* EXERCISE AIM
Filter the data for lines with the word "anterior", then copy every line so identified.

* Stored entries
::::

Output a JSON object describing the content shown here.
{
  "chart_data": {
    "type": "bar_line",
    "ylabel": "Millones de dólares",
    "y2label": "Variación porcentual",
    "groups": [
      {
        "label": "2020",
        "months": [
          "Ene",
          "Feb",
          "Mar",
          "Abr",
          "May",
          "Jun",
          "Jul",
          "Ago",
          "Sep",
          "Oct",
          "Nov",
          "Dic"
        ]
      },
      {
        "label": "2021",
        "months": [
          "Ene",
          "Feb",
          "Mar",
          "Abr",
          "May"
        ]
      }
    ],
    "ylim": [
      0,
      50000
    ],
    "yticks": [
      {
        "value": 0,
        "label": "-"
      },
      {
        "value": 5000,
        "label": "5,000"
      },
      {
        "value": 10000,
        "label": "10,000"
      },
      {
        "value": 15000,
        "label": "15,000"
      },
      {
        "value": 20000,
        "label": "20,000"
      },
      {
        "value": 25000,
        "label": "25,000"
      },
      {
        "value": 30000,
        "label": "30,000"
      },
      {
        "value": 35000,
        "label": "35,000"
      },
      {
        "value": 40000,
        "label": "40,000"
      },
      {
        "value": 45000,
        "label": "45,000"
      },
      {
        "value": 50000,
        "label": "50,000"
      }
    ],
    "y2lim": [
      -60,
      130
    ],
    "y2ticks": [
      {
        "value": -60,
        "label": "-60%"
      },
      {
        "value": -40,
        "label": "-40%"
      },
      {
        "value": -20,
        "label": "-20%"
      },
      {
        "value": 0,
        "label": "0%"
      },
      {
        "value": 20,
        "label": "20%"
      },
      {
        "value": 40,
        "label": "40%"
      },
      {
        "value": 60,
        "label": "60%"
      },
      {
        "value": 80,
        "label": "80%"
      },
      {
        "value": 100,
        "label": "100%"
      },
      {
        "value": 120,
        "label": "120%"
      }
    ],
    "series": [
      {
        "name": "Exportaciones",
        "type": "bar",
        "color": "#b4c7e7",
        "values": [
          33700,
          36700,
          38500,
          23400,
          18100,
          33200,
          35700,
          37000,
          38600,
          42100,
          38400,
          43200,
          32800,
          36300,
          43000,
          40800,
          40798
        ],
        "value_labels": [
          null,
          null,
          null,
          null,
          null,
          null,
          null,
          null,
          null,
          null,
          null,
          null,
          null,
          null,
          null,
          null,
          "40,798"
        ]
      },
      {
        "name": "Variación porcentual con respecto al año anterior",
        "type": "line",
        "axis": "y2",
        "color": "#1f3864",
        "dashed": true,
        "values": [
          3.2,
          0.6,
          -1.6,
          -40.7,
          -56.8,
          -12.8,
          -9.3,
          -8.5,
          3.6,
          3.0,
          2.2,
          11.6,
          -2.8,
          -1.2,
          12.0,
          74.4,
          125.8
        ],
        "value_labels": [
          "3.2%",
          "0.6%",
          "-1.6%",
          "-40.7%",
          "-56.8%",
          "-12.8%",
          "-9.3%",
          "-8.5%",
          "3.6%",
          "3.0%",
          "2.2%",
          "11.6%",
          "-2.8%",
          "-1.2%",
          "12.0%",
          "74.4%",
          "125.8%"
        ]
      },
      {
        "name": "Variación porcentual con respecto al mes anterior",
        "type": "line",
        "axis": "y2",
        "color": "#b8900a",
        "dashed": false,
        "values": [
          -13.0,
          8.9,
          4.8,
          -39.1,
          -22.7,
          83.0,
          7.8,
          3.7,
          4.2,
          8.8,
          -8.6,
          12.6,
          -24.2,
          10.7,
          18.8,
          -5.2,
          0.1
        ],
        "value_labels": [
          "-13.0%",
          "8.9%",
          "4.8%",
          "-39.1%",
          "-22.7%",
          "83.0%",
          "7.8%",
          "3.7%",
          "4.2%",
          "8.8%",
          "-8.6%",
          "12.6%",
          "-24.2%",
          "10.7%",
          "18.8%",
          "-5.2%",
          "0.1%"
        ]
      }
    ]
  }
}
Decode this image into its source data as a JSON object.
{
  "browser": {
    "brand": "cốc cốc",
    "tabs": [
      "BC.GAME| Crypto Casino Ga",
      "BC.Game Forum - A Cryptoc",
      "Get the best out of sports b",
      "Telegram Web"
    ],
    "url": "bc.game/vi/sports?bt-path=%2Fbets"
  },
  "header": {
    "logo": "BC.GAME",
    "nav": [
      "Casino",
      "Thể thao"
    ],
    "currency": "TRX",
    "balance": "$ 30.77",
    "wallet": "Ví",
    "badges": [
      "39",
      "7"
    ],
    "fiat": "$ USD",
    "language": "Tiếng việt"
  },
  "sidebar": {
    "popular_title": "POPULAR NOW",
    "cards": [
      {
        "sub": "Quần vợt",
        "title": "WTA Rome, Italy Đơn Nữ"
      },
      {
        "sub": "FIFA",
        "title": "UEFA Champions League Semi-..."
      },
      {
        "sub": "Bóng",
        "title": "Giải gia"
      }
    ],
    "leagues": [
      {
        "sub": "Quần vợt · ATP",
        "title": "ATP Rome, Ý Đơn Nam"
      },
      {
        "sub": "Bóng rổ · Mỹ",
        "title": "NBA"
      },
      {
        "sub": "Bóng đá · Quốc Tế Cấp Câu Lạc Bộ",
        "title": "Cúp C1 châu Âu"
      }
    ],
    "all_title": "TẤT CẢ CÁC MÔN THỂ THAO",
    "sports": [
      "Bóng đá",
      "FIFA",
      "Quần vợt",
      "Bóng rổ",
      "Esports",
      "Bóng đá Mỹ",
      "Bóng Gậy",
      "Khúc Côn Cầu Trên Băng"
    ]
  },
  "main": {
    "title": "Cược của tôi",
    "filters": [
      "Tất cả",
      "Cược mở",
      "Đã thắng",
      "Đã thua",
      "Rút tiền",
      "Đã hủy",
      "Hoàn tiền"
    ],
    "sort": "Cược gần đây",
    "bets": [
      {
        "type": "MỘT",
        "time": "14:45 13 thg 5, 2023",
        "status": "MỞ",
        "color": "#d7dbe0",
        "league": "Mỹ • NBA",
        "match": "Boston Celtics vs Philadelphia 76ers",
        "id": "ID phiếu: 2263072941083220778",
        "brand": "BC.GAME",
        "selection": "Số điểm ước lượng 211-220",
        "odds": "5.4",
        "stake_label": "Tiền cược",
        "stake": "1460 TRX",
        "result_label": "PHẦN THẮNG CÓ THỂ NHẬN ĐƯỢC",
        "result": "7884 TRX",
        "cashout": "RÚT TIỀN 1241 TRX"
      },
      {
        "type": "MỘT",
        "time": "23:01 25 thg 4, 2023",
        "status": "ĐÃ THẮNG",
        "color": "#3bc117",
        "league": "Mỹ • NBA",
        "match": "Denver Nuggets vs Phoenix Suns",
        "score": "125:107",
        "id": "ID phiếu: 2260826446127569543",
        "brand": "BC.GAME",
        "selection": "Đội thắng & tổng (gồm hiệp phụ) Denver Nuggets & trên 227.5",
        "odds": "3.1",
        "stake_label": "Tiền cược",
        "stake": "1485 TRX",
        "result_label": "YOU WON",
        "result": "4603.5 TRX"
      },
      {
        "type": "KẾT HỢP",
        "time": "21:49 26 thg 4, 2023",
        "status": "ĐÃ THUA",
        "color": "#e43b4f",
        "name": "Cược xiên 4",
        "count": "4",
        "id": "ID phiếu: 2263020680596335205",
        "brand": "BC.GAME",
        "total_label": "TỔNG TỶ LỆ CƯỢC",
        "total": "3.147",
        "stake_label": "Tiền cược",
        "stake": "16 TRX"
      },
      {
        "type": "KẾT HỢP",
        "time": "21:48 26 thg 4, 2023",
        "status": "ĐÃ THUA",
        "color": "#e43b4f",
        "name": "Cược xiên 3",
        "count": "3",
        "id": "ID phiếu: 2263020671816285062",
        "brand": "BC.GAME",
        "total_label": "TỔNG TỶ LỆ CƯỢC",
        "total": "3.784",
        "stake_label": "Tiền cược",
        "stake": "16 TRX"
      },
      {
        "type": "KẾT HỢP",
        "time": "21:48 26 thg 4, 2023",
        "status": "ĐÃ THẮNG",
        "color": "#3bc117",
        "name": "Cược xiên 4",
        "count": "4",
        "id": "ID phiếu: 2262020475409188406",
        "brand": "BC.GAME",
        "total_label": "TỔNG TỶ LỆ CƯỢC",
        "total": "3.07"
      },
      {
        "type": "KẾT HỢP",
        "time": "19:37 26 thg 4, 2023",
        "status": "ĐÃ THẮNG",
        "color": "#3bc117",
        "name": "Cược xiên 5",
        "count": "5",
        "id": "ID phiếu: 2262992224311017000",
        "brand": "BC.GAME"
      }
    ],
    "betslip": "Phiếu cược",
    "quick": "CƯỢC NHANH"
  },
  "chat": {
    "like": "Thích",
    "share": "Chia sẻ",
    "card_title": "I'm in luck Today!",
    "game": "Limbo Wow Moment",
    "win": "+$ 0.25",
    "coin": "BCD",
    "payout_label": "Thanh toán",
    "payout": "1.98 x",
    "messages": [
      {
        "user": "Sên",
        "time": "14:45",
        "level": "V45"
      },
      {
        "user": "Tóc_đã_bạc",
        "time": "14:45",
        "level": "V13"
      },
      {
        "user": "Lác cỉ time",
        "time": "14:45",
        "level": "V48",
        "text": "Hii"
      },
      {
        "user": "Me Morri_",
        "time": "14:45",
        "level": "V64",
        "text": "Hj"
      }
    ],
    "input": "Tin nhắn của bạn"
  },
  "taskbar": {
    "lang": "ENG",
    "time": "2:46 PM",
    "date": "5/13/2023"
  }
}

::::

* RESPONSE TO THE EXERCISE
        "name": "Variación porcentual con respecto al año anterior",
        "name": "Variación porcentual con respecto al mes anterior",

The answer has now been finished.